> _Task to complete_
Transcribe each line of the records below exactly, excluding any embedded images.

[BEGIN]

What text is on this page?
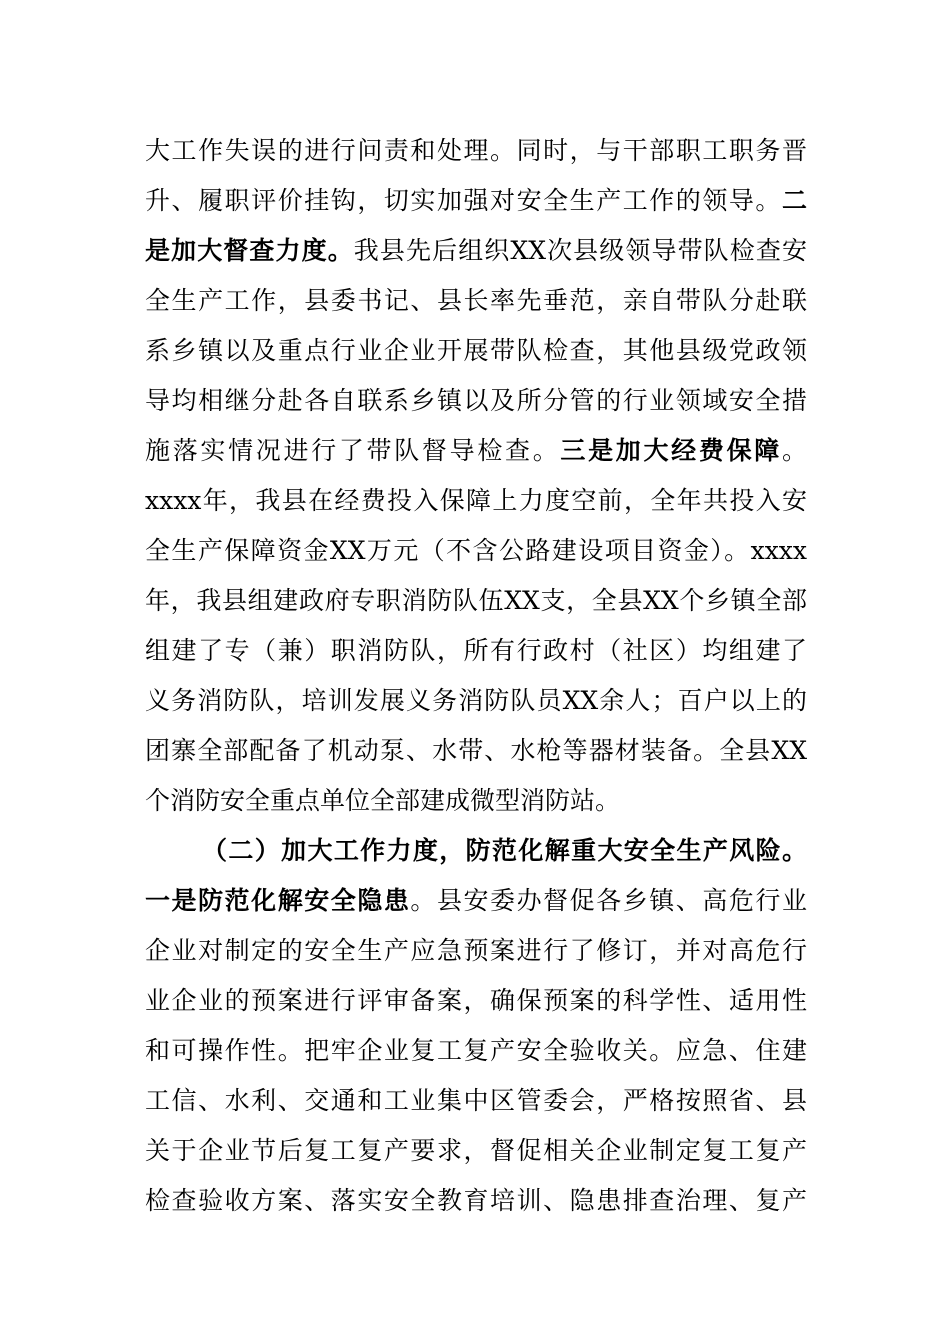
大工作失误的进行问责和处理。同时，与干部职工职务晋
升、履职评价挂钩，切实加强对安全生产工作的领导。二
是加大督查力度。我县先后组织XX次县级领导带队检查安
全生产工作，县委书记、县长率先垂范，亲自带队分赴联
系乡镇以及重点行业企业开展带队检查，其他县级党政领
导均相继分赴各自联系乡镇以及所分管的行业领域安全措
施落实情况进行了带队督导检查。三是加大经费保障。
xxxx年，我县在经费投入保障上力度空前，全年共投入安
全生产保障资金XX万元（不含公路建设项目资金）。xxxx
年，我县组建政府专职消防队伍XX支，全县XX个乡镇全部
组建了专（兼）职消防队，所有行政村（社区）均组建了
义务消防队，培训发展义务消防队员XX余人；百户以上的
团寨全部配备了机动泵、水带、水枪等器材装备。全县XX
个消防安全重点单位全部建成微型消防站。
（二）加大工作力度，防范化解重大安全生产风险。
一是防范化解安全隐患。县安委办督促各乡镇、高危行业
企业对制定的安全生产应急预案进行了修订，并对高危行
业企业的预案进行评审备案，确保预案的科学性、适用性
和可操作性。把牢企业复工复产安全验收关。应急、住建
工信、水利、交通和工业集中区管委会，严格按照省、县
关于企业节后复工复产要求，督促相关企业制定复工复产
检查验收方案、落实安全教育培训、隐患排查治理、复产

[END]

> _Solution to this exercise_
What text is on this page?
大工作失误的进行问责和处理。同时，与干部职工职务晋
升、履职评价挂钩，切实加强对安全生产工作的领导。二
是加大督查力度。我县先后组织XX次县级领导带队检查安
全生产工作，县委书记、县长率先垂范，亲自带队分赴联
系乡镇以及重点行业企业开展带队检查，其他县级党政领
导均相继分赴各自联系乡镇以及所分管的行业领域安全措
施落实情况进行了带队督导检查。三是加大经费保障。
xxxx年，我县在经费投入保障上力度空前，全年共投入安
全生产保障资金XX万元（不含公路建设项目资金）。xxxx
年，我县组建政府专职消防队伍XX支，全县XX个乡镇全部
组建了专（兼）职消防队，所有行政村（社区）均组建了
义务消防队，培训发展义务消防队员XX余人；百户以上的
团寨全部配备了机动泵、水带、水枪等器材装备。全县XX
个消防安全重点单位全部建成微型消防站。
（二）加大工作力度，防范化解重大安全生产风险。
一是防范化解安全隐患。县安委办督促各乡镇、高危行业
企业对制定的安全生产应急预案进行了修订，并对高危行
业企业的预案进行评审备案，确保预案的科学性、适用性
和可操作性。把牢企业复工复产安全验收关。应急、住建
工信、水利、交通和工业集中区管委会，严格按照省、县
关于企业节后复工复产要求，督促相关企业制定复工复产
检查验收方案、落实安全教育培训、隐患排查治理、复产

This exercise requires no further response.